**What to work on**
Copy the records from the line that contains "footnote: (1) El" to the line that contains "divider [272, 262, 737, 263]", including both of those lines.

Stored records
---*---

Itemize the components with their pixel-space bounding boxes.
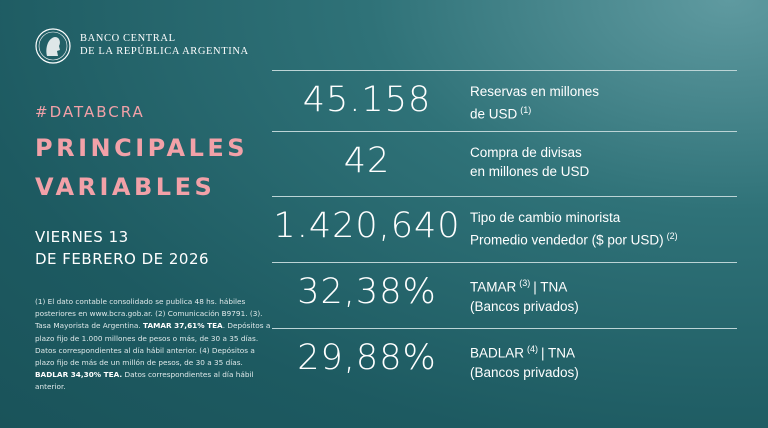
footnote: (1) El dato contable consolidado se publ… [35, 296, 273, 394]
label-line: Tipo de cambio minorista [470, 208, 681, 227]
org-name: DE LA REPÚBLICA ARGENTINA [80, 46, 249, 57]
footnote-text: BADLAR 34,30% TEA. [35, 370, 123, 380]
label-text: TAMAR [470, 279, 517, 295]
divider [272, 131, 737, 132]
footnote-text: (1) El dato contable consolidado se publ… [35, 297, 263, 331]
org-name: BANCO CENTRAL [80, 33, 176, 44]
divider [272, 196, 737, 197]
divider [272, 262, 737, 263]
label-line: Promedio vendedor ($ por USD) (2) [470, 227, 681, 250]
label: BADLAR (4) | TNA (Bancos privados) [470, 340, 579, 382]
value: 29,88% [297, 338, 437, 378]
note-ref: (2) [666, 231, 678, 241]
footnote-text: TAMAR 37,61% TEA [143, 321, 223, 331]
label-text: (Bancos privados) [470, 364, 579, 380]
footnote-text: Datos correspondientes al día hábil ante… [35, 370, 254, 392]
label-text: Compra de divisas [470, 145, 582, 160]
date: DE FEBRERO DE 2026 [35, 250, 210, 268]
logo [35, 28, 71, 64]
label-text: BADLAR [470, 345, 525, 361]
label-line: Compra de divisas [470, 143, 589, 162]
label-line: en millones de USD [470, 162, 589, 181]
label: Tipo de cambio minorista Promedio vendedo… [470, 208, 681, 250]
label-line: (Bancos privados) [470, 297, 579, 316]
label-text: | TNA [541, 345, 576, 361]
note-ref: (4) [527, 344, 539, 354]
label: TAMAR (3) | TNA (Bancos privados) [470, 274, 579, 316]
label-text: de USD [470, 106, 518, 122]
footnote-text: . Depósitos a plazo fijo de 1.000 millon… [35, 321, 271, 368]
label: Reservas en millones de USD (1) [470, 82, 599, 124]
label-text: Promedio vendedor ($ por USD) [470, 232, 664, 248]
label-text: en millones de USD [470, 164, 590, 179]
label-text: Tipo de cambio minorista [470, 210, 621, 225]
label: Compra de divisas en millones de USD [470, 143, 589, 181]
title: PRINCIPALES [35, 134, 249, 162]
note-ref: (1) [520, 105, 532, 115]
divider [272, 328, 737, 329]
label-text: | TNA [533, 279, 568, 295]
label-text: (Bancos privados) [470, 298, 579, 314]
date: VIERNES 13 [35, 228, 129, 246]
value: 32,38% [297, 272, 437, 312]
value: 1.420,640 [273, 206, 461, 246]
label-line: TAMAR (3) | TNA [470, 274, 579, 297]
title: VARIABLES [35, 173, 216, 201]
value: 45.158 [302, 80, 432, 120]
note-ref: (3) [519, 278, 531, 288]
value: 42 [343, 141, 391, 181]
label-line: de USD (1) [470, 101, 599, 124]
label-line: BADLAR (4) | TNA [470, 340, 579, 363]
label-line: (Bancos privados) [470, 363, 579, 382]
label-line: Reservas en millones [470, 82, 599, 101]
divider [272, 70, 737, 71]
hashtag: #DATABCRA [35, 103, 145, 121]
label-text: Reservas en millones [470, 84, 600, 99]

---*---

**Task output**
footnote: (1) El dato contable consolidado se publ… [35, 296, 273, 394]
label-line: Tipo de cambio minorista [470, 208, 681, 227]
org-name: DE LA REPÚBLICA ARGENTINA [80, 46, 249, 57]
footnote-text: BADLAR 34,30% TEA. [35, 370, 123, 380]
label-text: TAMAR [470, 279, 517, 295]
divider [272, 131, 737, 132]
footnote-text: (1) El dato contable consolidado se publ… [35, 297, 263, 331]
org-name: BANCO CENTRAL [80, 33, 176, 44]
divider [272, 196, 737, 197]
divider [272, 262, 737, 263]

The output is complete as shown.